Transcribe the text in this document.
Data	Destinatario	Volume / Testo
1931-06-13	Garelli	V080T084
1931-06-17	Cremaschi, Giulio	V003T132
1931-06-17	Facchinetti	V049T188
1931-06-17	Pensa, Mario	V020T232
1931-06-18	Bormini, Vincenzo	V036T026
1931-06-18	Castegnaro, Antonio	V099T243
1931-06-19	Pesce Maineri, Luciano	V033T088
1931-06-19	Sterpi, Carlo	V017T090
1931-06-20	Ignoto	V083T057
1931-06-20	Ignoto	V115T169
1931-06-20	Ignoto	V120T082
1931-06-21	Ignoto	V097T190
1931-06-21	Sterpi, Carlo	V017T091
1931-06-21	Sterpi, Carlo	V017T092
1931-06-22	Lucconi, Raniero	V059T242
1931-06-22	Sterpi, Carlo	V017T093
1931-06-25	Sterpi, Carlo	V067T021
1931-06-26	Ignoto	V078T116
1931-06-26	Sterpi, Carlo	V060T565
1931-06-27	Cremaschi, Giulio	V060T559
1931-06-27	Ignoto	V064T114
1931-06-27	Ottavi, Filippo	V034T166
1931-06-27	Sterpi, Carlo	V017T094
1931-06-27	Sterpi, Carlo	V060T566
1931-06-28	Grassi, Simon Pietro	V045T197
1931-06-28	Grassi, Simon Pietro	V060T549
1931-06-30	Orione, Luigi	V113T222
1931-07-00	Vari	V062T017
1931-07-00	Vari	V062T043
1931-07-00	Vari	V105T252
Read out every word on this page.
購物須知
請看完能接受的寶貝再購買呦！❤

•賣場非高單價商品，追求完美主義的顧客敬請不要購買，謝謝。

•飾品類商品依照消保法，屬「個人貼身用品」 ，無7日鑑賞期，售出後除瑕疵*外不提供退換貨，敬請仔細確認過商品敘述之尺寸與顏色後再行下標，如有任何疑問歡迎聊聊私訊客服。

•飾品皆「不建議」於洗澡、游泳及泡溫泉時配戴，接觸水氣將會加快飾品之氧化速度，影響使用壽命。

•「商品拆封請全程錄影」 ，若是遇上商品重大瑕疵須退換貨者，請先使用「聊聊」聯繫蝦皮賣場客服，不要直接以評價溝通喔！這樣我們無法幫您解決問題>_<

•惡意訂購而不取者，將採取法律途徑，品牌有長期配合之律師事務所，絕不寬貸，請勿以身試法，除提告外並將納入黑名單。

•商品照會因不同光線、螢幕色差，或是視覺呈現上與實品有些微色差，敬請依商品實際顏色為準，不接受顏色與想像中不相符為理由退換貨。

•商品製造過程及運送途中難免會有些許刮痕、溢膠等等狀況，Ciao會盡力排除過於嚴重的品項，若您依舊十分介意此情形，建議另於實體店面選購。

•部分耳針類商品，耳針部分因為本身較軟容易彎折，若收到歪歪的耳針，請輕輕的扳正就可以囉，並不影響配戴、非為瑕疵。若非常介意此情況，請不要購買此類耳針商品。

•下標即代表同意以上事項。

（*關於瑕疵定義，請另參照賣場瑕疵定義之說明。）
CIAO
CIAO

■ ■ ■ ■ ■ ■ ■

**To do**
Exactly reproduce all of the entries above.

**Output for this exercise**
Transcribe the text in this document.
Data	Destinatario	Volume / Testo
1931-06-13	Garelli	V080T084
1931-06-17	Cremaschi, Giulio	V003T132
1931-06-17	Facchinetti	V049T188
1931-06-17	Pensa, Mario	V020T232
1931-06-18	Bormini, Vincenzo	V036T026
1931-06-18	Castegnaro, Antonio	V099T243
1931-06-19	Pesce Maineri, Luciano	V033T088
1931-06-19	Sterpi, Carlo	V017T090
1931-06-20	Ignoto	V083T057
1931-06-20	Ignoto	V115T169
1931-06-20	Ignoto	V120T082
1931-06-21	Ignoto	V097T190
1931-06-21	Sterpi, Carlo	V017T091
1931-06-21	Sterpi, Carlo	V017T092
1931-06-22	Lucconi, Raniero	V059T242
1931-06-22	Sterpi, Carlo	V017T093
1931-06-25	Sterpi, Carlo	V067T021
1931-06-26	Ignoto	V078T116
1931-06-26	Sterpi, Carlo	V060T565
1931-06-27	Cremaschi, Giulio	V060T559
1931-06-27	Ignoto	V064T114
1931-06-27	Ottavi, Filippo	V034T166
1931-06-27	Sterpi, Carlo	V017T094
1931-06-27	Sterpi, Carlo	V060T566
1931-06-28	Grassi, Simon Pietro	V045T197
1931-06-28	Grassi, Simon Pietro	V060T549
1931-06-30	Orione, Luigi	V113T222
1931-07-00	Vari	V062T017
1931-07-00	Vari	V062T043
1931-07-00	Vari	V105T252
Read out every word on this page.
購物須知
請看完能接受的寶貝再購買呦！❤

•賣場非高單價商品，追求完美主義的顧客敬請不要購買，謝謝。

•飾品類商品依照消保法，屬「個人貼身用品」 ，無7日鑑賞期，售出後除瑕疵*外不提供退換貨，敬請仔細確認過商品敘述之尺寸與顏色後再行下標，如有任何疑問歡迎聊聊私訊客服。

•飾品皆「不建議」於洗澡、游泳及泡溫泉時配戴，接觸水氣將會加快飾品之氧化速度，影響使用壽命。

•「商品拆封請全程錄影」 ，若是遇上商品重大瑕疵須退換貨者，請先使用「聊聊」聯繫蝦皮賣場客服，不要直接以評價溝通喔！這樣我們無法幫您解決問題>_<

•惡意訂購而不取者，將採取法律途徑，品牌有長期配合之律師事務所，絕不寬貸，請勿以身試法，除提告外並將納入黑名單。

•商品照會因不同光線、螢幕色差，或是視覺呈現上與實品有些微色差，敬請依商品實際顏色為準，不接受顏色與想像中不相符為理由退換貨。

•商品製造過程及運送途中難免會有些許刮痕、溢膠等等狀況，Ciao會盡力排除過於嚴重的品項，若您依舊十分介意此情形，建議另於實體店面選購。

•部分耳針類商品，耳針部分因為本身較軟容易彎折，若收到歪歪的耳針，請輕輕的扳正就可以囉，並不影響配戴、非為瑕疵。若非常介意此情況，請不要購買此類耳針商品。

•下標即代表同意以上事項。

（*關於瑕疵定義，請另參照賣場瑕疵定義之說明。）
CIAO
CIAO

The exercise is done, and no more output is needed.